[Task statement]
Return all of the data exactly as written, without the pictures.

[Data provided]
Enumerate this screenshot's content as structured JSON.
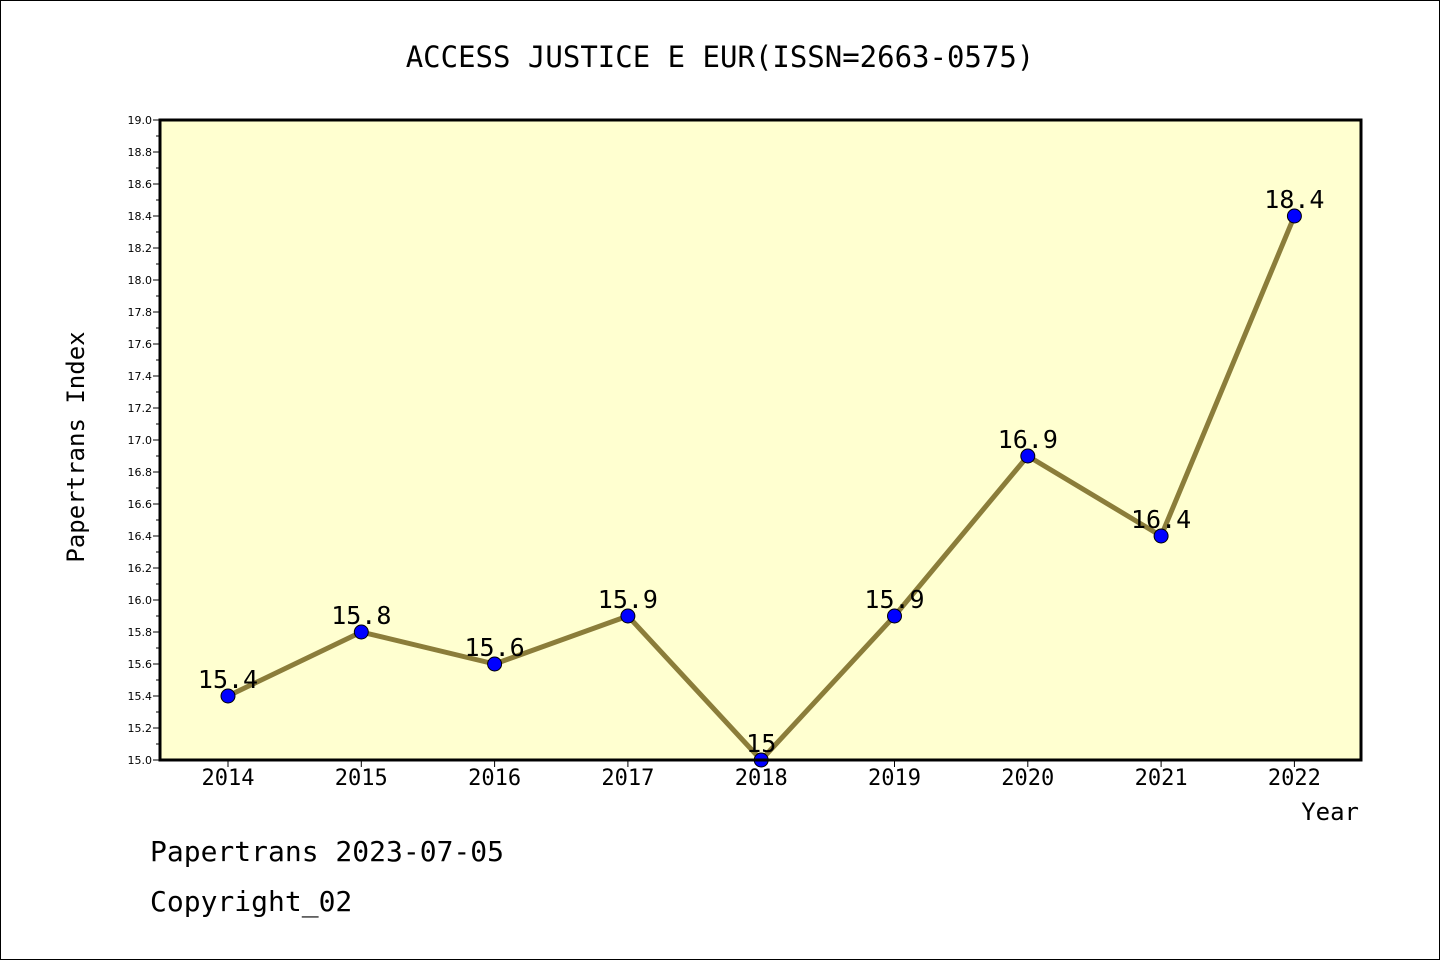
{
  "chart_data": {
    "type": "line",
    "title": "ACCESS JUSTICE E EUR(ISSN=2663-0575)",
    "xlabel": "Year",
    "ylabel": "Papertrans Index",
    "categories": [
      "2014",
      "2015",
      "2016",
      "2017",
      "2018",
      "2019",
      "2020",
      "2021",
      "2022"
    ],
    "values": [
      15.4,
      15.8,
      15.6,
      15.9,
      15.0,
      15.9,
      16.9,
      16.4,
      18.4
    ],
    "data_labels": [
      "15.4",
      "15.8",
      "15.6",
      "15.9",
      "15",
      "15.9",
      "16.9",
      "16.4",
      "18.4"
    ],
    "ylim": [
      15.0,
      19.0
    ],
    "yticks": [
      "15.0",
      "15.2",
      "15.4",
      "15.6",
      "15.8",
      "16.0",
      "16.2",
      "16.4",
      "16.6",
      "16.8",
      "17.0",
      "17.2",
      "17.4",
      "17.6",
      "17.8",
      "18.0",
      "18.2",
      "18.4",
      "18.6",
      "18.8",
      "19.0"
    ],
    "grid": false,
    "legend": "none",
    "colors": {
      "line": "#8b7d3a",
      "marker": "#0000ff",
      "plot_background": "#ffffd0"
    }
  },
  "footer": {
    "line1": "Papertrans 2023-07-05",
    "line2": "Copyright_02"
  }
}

[Result for this task]
Enumerate this screenshot's content as structured JSON.
{
  "chart_data": {
    "type": "line",
    "title": "ACCESS JUSTICE E EUR(ISSN=2663-0575)",
    "xlabel": "Year",
    "ylabel": "Papertrans Index",
    "categories": [
      "2014",
      "2015",
      "2016",
      "2017",
      "2018",
      "2019",
      "2020",
      "2021",
      "2022"
    ],
    "values": [
      15.4,
      15.8,
      15.6,
      15.9,
      15.0,
      15.9,
      16.9,
      16.4,
      18.4
    ],
    "data_labels": [
      "15.4",
      "15.8",
      "15.6",
      "15.9",
      "15",
      "15.9",
      "16.9",
      "16.4",
      "18.4"
    ],
    "ylim": [
      15.0,
      19.0
    ],
    "yticks": [
      "15.0",
      "15.2",
      "15.4",
      "15.6",
      "15.8",
      "16.0",
      "16.2",
      "16.4",
      "16.6",
      "16.8",
      "17.0",
      "17.2",
      "17.4",
      "17.6",
      "17.8",
      "18.0",
      "18.2",
      "18.4",
      "18.6",
      "18.8",
      "19.0"
    ],
    "grid": false,
    "legend": "none",
    "colors": {
      "line": "#8b7d3a",
      "marker": "#0000ff",
      "plot_background": "#ffffd0"
    }
  },
  "footer": {
    "line1": "Papertrans 2023-07-05",
    "line2": "Copyright_02"
  }
}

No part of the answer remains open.